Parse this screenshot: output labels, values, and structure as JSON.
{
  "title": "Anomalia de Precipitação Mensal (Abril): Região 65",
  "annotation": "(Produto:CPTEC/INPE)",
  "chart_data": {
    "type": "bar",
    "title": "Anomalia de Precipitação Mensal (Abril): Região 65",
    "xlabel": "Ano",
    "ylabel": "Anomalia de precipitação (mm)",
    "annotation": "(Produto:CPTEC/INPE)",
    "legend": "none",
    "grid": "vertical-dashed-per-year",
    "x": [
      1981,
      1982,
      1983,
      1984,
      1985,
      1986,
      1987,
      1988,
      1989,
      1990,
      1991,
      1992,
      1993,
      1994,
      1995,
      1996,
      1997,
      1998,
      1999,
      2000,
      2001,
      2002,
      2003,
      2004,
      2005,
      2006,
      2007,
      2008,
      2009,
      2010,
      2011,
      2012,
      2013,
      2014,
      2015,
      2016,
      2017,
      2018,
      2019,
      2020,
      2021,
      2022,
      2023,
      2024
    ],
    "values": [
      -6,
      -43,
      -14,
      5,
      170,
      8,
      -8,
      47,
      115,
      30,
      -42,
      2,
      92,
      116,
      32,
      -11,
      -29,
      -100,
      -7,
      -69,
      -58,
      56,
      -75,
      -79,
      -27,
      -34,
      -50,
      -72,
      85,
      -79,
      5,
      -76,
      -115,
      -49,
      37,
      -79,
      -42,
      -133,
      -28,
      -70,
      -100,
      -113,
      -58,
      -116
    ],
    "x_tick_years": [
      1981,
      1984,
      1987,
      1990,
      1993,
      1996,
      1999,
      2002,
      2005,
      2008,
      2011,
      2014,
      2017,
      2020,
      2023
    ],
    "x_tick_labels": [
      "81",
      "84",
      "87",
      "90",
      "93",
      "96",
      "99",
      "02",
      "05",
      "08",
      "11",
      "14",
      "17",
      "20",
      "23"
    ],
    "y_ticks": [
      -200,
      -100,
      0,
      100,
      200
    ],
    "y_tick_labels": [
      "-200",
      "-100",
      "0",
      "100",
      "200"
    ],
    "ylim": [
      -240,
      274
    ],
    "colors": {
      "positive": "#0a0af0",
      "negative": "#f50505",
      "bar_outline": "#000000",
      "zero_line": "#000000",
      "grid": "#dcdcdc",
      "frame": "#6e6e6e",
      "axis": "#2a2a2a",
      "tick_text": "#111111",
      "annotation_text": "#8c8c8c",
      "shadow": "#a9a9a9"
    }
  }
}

WHAT THE EXERCISE ASKS | Please reproduce each record precisely as written.

OUTPUT FOR THIS TASK |
Parse this screenshot: output labels, values, and structure as JSON.
{
  "title": "Anomalia de Precipitação Mensal (Abril): Região 65",
  "annotation": "(Produto:CPTEC/INPE)",
  "chart_data": {
    "type": "bar",
    "title": "Anomalia de Precipitação Mensal (Abril): Região 65",
    "xlabel": "Ano",
    "ylabel": "Anomalia de precipitação (mm)",
    "annotation": "(Produto:CPTEC/INPE)",
    "legend": "none",
    "grid": "vertical-dashed-per-year",
    "x": [
      1981,
      1982,
      1983,
      1984,
      1985,
      1986,
      1987,
      1988,
      1989,
      1990,
      1991,
      1992,
      1993,
      1994,
      1995,
      1996,
      1997,
      1998,
      1999,
      2000,
      2001,
      2002,
      2003,
      2004,
      2005,
      2006,
      2007,
      2008,
      2009,
      2010,
      2011,
      2012,
      2013,
      2014,
      2015,
      2016,
      2017,
      2018,
      2019,
      2020,
      2021,
      2022,
      2023,
      2024
    ],
    "values": [
      -6,
      -43,
      -14,
      5,
      170,
      8,
      -8,
      47,
      115,
      30,
      -42,
      2,
      92,
      116,
      32,
      -11,
      -29,
      -100,
      -7,
      -69,
      -58,
      56,
      -75,
      -79,
      -27,
      -34,
      -50,
      -72,
      85,
      -79,
      5,
      -76,
      -115,
      -49,
      37,
      -79,
      -42,
      -133,
      -28,
      -70,
      -100,
      -113,
      -58,
      -116
    ],
    "x_tick_years": [
      1981,
      1984,
      1987,
      1990,
      1993,
      1996,
      1999,
      2002,
      2005,
      2008,
      2011,
      2014,
      2017,
      2020,
      2023
    ],
    "x_tick_labels": [
      "81",
      "84",
      "87",
      "90",
      "93",
      "96",
      "99",
      "02",
      "05",
      "08",
      "11",
      "14",
      "17",
      "20",
      "23"
    ],
    "y_ticks": [
      -200,
      -100,
      0,
      100,
      200
    ],
    "y_tick_labels": [
      "-200",
      "-100",
      "0",
      "100",
      "200"
    ],
    "ylim": [
      -240,
      274
    ],
    "colors": {
      "positive": "#0a0af0",
      "negative": "#f50505",
      "bar_outline": "#000000",
      "zero_line": "#000000",
      "grid": "#dcdcdc",
      "frame": "#6e6e6e",
      "axis": "#2a2a2a",
      "tick_text": "#111111",
      "annotation_text": "#8c8c8c",
      "shadow": "#a9a9a9"
    }
  }
}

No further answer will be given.